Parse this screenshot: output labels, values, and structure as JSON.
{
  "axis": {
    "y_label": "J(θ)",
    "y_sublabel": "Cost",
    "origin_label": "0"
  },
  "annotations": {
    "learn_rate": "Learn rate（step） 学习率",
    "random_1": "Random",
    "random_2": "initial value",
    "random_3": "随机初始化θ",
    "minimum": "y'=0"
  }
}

+---+

*Task description*
Copy down the material exactly as written.

*Output for this exercise*
Parse this screenshot: output labels, values, and structure as JSON.
{
  "axis": {
    "y_label": "J(θ)",
    "y_sublabel": "Cost",
    "origin_label": "0"
  },
  "annotations": {
    "learn_rate": "Learn rate（step） 学习率",
    "random_1": "Random",
    "random_2": "initial value",
    "random_3": "随机初始化θ",
    "minimum": "y'=0"
  }
}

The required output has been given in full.